■ Objective: Can you reproduce the records word for word, from their first line through the line containing "- visibility-eye-icon[interactable]: ︶: [174, 428, 182, 439]", with both ends included?

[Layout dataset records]

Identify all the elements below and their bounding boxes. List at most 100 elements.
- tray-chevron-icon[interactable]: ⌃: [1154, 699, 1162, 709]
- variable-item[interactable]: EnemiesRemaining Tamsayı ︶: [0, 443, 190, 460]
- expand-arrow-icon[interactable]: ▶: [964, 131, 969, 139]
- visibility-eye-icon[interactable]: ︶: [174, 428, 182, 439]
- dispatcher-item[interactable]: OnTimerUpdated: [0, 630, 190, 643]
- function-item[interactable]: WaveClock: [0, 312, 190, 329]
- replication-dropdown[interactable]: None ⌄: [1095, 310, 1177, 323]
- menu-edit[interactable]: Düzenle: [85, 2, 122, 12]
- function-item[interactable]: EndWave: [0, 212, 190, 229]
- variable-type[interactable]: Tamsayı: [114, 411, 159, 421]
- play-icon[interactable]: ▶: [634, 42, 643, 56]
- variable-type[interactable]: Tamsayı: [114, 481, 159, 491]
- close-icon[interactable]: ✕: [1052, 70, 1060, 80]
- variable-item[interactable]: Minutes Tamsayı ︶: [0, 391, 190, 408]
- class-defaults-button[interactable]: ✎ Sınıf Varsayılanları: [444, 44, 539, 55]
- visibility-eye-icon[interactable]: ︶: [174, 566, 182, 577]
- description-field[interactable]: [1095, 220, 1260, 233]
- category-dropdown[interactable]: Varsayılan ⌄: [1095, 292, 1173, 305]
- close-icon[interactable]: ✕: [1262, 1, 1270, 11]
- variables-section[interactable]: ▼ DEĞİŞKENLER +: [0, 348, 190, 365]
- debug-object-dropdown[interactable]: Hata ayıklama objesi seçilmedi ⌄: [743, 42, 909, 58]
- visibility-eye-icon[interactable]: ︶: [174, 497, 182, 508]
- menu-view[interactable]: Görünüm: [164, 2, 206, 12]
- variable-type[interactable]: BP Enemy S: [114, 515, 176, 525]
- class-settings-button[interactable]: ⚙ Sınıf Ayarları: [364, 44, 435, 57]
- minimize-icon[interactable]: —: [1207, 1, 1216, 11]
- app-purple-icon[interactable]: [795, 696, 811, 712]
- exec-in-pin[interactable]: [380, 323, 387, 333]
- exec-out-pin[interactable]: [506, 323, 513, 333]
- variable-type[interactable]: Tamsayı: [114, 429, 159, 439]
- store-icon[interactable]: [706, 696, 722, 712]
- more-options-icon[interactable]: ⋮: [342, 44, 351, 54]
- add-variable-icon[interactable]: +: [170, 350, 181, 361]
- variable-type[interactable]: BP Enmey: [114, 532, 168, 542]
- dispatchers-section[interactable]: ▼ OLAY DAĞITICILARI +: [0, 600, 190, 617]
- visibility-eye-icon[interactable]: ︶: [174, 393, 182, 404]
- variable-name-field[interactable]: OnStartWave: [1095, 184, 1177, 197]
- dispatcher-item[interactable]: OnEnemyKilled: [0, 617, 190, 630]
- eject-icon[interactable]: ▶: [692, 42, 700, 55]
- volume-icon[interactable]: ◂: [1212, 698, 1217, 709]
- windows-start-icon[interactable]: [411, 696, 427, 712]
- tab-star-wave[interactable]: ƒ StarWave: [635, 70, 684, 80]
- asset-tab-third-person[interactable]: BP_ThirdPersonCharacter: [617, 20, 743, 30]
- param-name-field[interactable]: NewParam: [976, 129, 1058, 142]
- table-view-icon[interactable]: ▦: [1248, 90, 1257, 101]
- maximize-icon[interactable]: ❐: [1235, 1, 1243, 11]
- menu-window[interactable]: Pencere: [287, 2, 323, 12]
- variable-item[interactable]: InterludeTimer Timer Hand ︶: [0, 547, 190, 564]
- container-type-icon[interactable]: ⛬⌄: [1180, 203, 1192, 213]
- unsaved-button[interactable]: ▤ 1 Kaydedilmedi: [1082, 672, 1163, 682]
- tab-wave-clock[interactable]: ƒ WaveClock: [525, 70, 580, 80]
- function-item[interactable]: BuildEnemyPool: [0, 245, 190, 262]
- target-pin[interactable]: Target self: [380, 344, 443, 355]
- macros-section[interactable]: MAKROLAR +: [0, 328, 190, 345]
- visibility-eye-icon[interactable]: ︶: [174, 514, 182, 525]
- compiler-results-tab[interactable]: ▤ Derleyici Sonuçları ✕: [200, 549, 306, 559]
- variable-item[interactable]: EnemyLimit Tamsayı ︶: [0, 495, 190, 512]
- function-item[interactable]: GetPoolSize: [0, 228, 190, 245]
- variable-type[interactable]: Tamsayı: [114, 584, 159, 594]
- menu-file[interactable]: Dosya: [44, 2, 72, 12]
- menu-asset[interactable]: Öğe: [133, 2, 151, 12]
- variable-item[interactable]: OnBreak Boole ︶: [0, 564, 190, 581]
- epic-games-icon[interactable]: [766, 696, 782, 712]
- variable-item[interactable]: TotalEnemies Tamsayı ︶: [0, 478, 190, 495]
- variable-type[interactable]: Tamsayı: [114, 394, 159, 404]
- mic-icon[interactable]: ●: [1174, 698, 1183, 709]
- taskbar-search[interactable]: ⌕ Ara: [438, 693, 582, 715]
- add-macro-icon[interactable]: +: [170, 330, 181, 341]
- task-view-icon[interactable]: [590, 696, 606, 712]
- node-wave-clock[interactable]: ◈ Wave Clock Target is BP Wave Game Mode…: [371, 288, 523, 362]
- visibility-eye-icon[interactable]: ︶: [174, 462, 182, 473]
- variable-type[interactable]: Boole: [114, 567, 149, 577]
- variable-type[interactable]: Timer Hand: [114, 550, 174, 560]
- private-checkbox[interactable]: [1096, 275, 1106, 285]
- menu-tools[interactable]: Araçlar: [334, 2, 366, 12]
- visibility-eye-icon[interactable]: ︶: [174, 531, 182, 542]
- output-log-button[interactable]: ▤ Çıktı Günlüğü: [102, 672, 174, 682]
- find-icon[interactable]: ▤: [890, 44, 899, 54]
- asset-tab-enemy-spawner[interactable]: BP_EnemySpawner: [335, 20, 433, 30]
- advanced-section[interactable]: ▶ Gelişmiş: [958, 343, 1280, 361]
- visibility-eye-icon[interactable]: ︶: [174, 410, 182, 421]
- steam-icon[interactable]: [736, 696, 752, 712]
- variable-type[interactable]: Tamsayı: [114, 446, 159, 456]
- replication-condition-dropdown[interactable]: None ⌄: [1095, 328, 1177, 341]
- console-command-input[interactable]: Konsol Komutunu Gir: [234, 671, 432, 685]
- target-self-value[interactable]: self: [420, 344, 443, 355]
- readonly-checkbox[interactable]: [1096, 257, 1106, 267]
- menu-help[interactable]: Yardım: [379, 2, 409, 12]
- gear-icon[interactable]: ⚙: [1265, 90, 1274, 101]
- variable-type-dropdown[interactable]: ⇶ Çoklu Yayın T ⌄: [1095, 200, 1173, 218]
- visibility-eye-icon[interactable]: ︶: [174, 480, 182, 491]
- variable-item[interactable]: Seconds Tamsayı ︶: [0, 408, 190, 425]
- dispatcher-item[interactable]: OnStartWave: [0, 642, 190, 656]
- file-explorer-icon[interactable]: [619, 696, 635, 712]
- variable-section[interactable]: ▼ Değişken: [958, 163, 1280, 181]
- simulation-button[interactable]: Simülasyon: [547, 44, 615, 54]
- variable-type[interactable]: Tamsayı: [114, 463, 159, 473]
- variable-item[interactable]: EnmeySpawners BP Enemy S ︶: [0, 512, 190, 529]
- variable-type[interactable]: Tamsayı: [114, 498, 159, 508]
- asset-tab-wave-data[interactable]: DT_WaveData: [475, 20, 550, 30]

■ The reply:
Identify all the elements below and their bounding boxes. List at most 100 elements.
- tray-chevron-icon[interactable]: ⌃: [1154, 699, 1162, 709]
- variable-item[interactable]: EnemiesRemaining Tamsayı ︶: [0, 443, 190, 460]
- expand-arrow-icon[interactable]: ▶: [964, 131, 969, 139]
- visibility-eye-icon[interactable]: ︶: [174, 428, 182, 439]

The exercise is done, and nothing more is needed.